Render the following material again verbatim, leaving nothing out.
────
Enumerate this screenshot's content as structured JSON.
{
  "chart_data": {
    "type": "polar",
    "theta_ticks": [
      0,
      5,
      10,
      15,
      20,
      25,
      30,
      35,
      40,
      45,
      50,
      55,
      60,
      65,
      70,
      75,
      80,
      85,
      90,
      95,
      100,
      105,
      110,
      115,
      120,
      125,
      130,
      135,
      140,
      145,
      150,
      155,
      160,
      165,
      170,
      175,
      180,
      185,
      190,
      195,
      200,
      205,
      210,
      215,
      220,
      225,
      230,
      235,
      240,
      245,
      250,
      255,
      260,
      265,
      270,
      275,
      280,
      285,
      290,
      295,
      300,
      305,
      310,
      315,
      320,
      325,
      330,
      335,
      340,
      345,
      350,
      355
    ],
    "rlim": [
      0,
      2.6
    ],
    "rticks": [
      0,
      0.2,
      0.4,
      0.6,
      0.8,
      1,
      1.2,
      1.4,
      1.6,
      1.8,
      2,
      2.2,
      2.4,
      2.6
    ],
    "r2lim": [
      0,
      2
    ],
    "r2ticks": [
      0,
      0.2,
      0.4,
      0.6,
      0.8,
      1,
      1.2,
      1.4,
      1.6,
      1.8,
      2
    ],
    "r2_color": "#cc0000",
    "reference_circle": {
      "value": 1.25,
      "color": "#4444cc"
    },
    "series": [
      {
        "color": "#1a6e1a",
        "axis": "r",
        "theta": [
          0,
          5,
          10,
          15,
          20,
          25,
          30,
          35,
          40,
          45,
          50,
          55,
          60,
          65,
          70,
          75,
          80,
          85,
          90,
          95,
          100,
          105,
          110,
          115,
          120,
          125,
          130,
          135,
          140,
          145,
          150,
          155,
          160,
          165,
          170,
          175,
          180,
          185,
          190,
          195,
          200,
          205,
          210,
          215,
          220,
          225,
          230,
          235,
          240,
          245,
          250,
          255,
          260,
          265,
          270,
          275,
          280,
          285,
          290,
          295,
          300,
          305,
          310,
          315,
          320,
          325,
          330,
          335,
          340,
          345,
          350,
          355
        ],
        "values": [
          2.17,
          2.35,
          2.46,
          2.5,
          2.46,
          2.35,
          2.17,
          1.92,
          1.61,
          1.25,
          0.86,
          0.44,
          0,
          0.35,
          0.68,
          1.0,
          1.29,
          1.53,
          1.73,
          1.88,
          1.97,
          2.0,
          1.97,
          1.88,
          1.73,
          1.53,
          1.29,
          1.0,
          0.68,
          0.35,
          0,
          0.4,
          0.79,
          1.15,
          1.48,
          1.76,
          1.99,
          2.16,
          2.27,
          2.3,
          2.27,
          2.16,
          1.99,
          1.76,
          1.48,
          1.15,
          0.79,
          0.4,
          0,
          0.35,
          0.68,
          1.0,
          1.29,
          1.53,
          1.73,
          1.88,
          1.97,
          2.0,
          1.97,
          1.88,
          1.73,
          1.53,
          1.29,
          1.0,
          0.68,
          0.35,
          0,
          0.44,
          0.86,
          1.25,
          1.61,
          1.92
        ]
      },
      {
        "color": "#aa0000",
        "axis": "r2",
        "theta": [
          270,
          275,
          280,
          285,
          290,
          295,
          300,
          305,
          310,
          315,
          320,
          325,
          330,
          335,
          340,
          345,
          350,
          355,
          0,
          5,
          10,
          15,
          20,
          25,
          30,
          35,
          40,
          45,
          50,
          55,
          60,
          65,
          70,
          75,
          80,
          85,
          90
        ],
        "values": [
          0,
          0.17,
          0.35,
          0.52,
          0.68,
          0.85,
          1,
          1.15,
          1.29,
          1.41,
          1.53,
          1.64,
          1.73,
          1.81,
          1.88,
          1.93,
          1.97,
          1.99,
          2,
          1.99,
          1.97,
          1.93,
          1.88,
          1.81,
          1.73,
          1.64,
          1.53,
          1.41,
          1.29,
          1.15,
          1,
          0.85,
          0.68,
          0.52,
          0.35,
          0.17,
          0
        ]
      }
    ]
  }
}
────
# Result for this exercise:
Enumerate this screenshot's content as structured JSON.
{
  "chart_data": {
    "type": "polar",
    "theta_ticks": [
      0,
      5,
      10,
      15,
      20,
      25,
      30,
      35,
      40,
      45,
      50,
      55,
      60,
      65,
      70,
      75,
      80,
      85,
      90,
      95,
      100,
      105,
      110,
      115,
      120,
      125,
      130,
      135,
      140,
      145,
      150,
      155,
      160,
      165,
      170,
      175,
      180,
      185,
      190,
      195,
      200,
      205,
      210,
      215,
      220,
      225,
      230,
      235,
      240,
      245,
      250,
      255,
      260,
      265,
      270,
      275,
      280,
      285,
      290,
      295,
      300,
      305,
      310,
      315,
      320,
      325,
      330,
      335,
      340,
      345,
      350,
      355
    ],
    "rlim": [
      0,
      2.6
    ],
    "rticks": [
      0,
      0.2,
      0.4,
      0.6,
      0.8,
      1,
      1.2,
      1.4,
      1.6,
      1.8,
      2,
      2.2,
      2.4,
      2.6
    ],
    "r2lim": [
      0,
      2
    ],
    "r2ticks": [
      0,
      0.2,
      0.4,
      0.6,
      0.8,
      1,
      1.2,
      1.4,
      1.6,
      1.8,
      2
    ],
    "r2_color": "#cc0000",
    "reference_circle": {
      "value": 1.25,
      "color": "#4444cc"
    },
    "series": [
      {
        "color": "#1a6e1a",
        "axis": "r",
        "theta": [
          0,
          5,
          10,
          15,
          20,
          25,
          30,
          35,
          40,
          45,
          50,
          55,
          60,
          65,
          70,
          75,
          80,
          85,
          90,
          95,
          100,
          105,
          110,
          115,
          120,
          125,
          130,
          135,
          140,
          145,
          150,
          155,
          160,
          165,
          170,
          175,
          180,
          185,
          190,
          195,
          200,
          205,
          210,
          215,
          220,
          225,
          230,
          235,
          240,
          245,
          250,
          255,
          260,
          265,
          270,
          275,
          280,
          285,
          290,
          295,
          300,
          305,
          310,
          315,
          320,
          325,
          330,
          335,
          340,
          345,
          350,
          355
        ],
        "values": [
          2.17,
          2.35,
          2.46,
          2.5,
          2.46,
          2.35,
          2.17,
          1.92,
          1.61,
          1.25,
          0.86,
          0.44,
          0,
          0.35,
          0.68,
          1.0,
          1.29,
          1.53,
          1.73,
          1.88,
          1.97,
          2.0,
          1.97,
          1.88,
          1.73,
          1.53,
          1.29,
          1.0,
          0.68,
          0.35,
          0,
          0.4,
          0.79,
          1.15,
          1.48,
          1.76,
          1.99,
          2.16,
          2.27,
          2.3,
          2.27,
          2.16,
          1.99,
          1.76,
          1.48,
          1.15,
          0.79,
          0.4,
          0,
          0.35,
          0.68,
          1.0,
          1.29,
          1.53,
          1.73,
          1.88,
          1.97,
          2.0,
          1.97,
          1.88,
          1.73,
          1.53,
          1.29,
          1.0,
          0.68,
          0.35,
          0,
          0.44,
          0.86,
          1.25,
          1.61,
          1.92
        ]
      },
      {
        "color": "#aa0000",
        "axis": "r2",
        "theta": [
          270,
          275,
          280,
          285,
          290,
          295,
          300,
          305,
          310,
          315,
          320,
          325,
          330,
          335,
          340,
          345,
          350,
          355,
          0,
          5,
          10,
          15,
          20,
          25,
          30,
          35,
          40,
          45,
          50,
          55,
          60,
          65,
          70,
          75,
          80,
          85,
          90
        ],
        "values": [
          0,
          0.17,
          0.35,
          0.52,
          0.68,
          0.85,
          1,
          1.15,
          1.29,
          1.41,
          1.53,
          1.64,
          1.73,
          1.81,
          1.88,
          1.93,
          1.97,
          1.99,
          2,
          1.99,
          1.97,
          1.93,
          1.88,
          1.81,
          1.73,
          1.64,
          1.53,
          1.41,
          1.29,
          1.15,
          1,
          0.85,
          0.68,
          0.52,
          0.35,
          0.17,
          0
        ]
      }
    ]
  }
}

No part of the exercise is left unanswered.